#### Stated goal
The entries below are to be repeated exactly as they stand.

Data entries
_ _ _
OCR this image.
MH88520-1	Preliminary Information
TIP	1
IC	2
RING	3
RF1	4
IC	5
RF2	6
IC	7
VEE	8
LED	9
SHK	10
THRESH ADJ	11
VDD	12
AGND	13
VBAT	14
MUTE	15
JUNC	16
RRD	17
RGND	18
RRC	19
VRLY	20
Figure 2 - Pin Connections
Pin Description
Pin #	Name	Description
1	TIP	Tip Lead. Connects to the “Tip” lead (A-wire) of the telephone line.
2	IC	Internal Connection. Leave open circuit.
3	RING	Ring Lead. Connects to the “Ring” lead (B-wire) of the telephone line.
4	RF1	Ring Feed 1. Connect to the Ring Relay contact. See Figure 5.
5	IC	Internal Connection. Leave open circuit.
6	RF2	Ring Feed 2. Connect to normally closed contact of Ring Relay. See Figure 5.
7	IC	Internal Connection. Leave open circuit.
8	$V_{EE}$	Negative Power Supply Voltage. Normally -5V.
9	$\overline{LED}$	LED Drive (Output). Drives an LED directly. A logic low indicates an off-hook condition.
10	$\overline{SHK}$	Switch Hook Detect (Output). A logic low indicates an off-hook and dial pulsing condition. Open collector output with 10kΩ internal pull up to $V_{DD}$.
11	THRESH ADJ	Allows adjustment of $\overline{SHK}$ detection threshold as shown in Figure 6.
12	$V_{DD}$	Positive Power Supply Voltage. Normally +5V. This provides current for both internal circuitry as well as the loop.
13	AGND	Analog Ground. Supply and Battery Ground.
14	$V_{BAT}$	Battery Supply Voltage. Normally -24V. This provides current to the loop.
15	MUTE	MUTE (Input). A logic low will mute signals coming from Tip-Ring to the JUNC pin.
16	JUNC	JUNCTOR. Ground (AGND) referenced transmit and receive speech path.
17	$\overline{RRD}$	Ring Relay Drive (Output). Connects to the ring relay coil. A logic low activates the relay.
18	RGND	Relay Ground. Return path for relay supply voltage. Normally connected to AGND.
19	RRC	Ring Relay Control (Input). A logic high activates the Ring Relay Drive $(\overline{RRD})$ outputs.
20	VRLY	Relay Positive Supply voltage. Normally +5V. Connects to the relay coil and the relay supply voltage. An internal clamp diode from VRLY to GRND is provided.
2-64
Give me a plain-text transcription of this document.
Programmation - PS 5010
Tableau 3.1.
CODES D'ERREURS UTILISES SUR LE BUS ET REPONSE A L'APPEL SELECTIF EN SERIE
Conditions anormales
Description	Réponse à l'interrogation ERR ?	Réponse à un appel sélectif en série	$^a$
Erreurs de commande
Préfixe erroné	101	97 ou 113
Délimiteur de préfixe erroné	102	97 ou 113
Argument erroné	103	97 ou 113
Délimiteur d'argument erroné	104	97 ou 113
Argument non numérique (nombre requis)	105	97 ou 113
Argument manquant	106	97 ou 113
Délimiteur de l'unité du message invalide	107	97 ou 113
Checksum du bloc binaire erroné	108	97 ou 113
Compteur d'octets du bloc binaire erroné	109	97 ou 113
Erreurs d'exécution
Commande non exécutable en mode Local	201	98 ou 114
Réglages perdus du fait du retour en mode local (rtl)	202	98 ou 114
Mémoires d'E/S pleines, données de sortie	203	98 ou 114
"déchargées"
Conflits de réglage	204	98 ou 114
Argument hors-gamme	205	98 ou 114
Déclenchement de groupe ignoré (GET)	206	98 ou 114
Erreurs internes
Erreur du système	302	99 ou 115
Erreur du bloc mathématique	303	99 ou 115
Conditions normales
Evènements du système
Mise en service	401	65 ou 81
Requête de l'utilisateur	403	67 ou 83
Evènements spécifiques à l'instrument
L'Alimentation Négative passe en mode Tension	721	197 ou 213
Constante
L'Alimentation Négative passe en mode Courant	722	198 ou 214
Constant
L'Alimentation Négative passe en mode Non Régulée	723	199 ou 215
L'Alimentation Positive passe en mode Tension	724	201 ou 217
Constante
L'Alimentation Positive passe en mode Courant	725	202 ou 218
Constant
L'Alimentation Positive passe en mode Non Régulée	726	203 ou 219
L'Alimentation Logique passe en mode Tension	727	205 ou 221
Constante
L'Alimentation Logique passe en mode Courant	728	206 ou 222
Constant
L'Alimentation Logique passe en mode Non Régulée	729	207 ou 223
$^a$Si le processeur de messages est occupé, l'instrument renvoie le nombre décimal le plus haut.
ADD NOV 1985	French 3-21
_ _ _
#### Result
OCR this image.
MH88520-1	Preliminary Information
TIP	1
IC	2
RING	3
RF1	4
IC	5
RF2	6
IC	7
VEE	8
LED	9
SHK	10
THRESH ADJ	11
VDD	12
AGND	13
VBAT	14
MUTE	15
JUNC	16
RRD	17
RGND	18
RRC	19
VRLY	20
Figure 2 - Pin Connections
Pin Description
Pin #	Name	Description
1	TIP	Tip Lead. Connects to the “Tip” lead (A-wire) of the telephone line.
2	IC	Internal Connection. Leave open circuit.
3	RING	Ring Lead. Connects to the “Ring” lead (B-wire) of the telephone line.
4	RF1	Ring Feed 1. Connect to the Ring Relay contact. See Figure 5.
5	IC	Internal Connection. Leave open circuit.
6	RF2	Ring Feed 2. Connect to normally closed contact of Ring Relay. See Figure 5.
7	IC	Internal Connection. Leave open circuit.
8	$V_{EE}$	Negative Power Supply Voltage. Normally -5V.
9	$\overline{LED}$	LED Drive (Output). Drives an LED directly. A logic low indicates an off-hook condition.
10	$\overline{SHK}$	Switch Hook Detect (Output). A logic low indicates an off-hook and dial pulsing condition. Open collector output with 10kΩ internal pull up to $V_{DD}$.
11	THRESH ADJ	Allows adjustment of $\overline{SHK}$ detection threshold as shown in Figure 6.
12	$V_{DD}$	Positive Power Supply Voltage. Normally +5V. This provides current for both internal circuitry as well as the loop.
13	AGND	Analog Ground. Supply and Battery Ground.
14	$V_{BAT}$	Battery Supply Voltage. Normally -24V. This provides current to the loop.
15	MUTE	MUTE (Input). A logic low will mute signals coming from Tip-Ring to the JUNC pin.
16	JUNC	JUNCTOR. Ground (AGND) referenced transmit and receive speech path.
17	$\overline{RRD}$	Ring Relay Drive (Output). Connects to the ring relay coil. A logic low activates the relay.
18	RGND	Relay Ground. Return path for relay supply voltage. Normally connected to AGND.
19	RRC	Ring Relay Control (Input). A logic high activates the Ring Relay Drive $(\overline{RRD})$ outputs.
20	VRLY	Relay Positive Supply voltage. Normally +5V. Connects to the relay coil and the relay supply voltage. An internal clamp diode from VRLY to GRND is provided.
2-64
Give me a plain-text transcription of this document.
Programmation - PS 5010
Tableau 3.1.
CODES D'ERREURS UTILISES SUR LE BUS ET REPONSE A L'APPEL SELECTIF EN SERIE
Conditions anormales
Description	Réponse à l'interrogation ERR ?	Réponse à un appel sélectif en série	$^a$
Erreurs de commande
Préfixe erroné	101	97 ou 113
Délimiteur de préfixe erroné	102	97 ou 113
Argument erroné	103	97 ou 113
Délimiteur d'argument erroné	104	97 ou 113
Argument non numérique (nombre requis)	105	97 ou 113
Argument manquant	106	97 ou 113
Délimiteur de l'unité du message invalide	107	97 ou 113
Checksum du bloc binaire erroné	108	97 ou 113
Compteur d'octets du bloc binaire erroné	109	97 ou 113
Erreurs d'exécution
Commande non exécutable en mode Local	201	98 ou 114
Réglages perdus du fait du retour en mode local (rtl)	202	98 ou 114
Mémoires d'E/S pleines, données de sortie	203	98 ou 114
"déchargées"
Conflits de réglage	204	98 ou 114
Argument hors-gamme	205	98 ou 114
Déclenchement de groupe ignoré (GET)	206	98 ou 114
Erreurs internes
Erreur du système	302	99 ou 115
Erreur du bloc mathématique	303	99 ou 115
Conditions normales
Evènements du système
Mise en service	401	65 ou 81
Requête de l'utilisateur	403	67 ou 83
Evènements spécifiques à l'instrument
L'Alimentation Négative passe en mode Tension	721	197 ou 213
Constante
L'Alimentation Négative passe en mode Courant	722	198 ou 214
Constant
L'Alimentation Négative passe en mode Non Régulée	723	199 ou 215
L'Alimentation Positive passe en mode Tension	724	201 ou 217
Constante
L'Alimentation Positive passe en mode Courant	725	202 ou 218
Constant
L'Alimentation Positive passe en mode Non Régulée	726	203 ou 219
L'Alimentation Logique passe en mode Tension	727	205 ou 221
Constante
L'Alimentation Logique passe en mode Courant	728	206 ou 222
Constant
L'Alimentation Logique passe en mode Non Régulée	729	207 ou 223
$^a$Si le processeur de messages est occupé, l'instrument renvoie le nombre décimal le plus haut.
ADD NOV 1985	French 3-21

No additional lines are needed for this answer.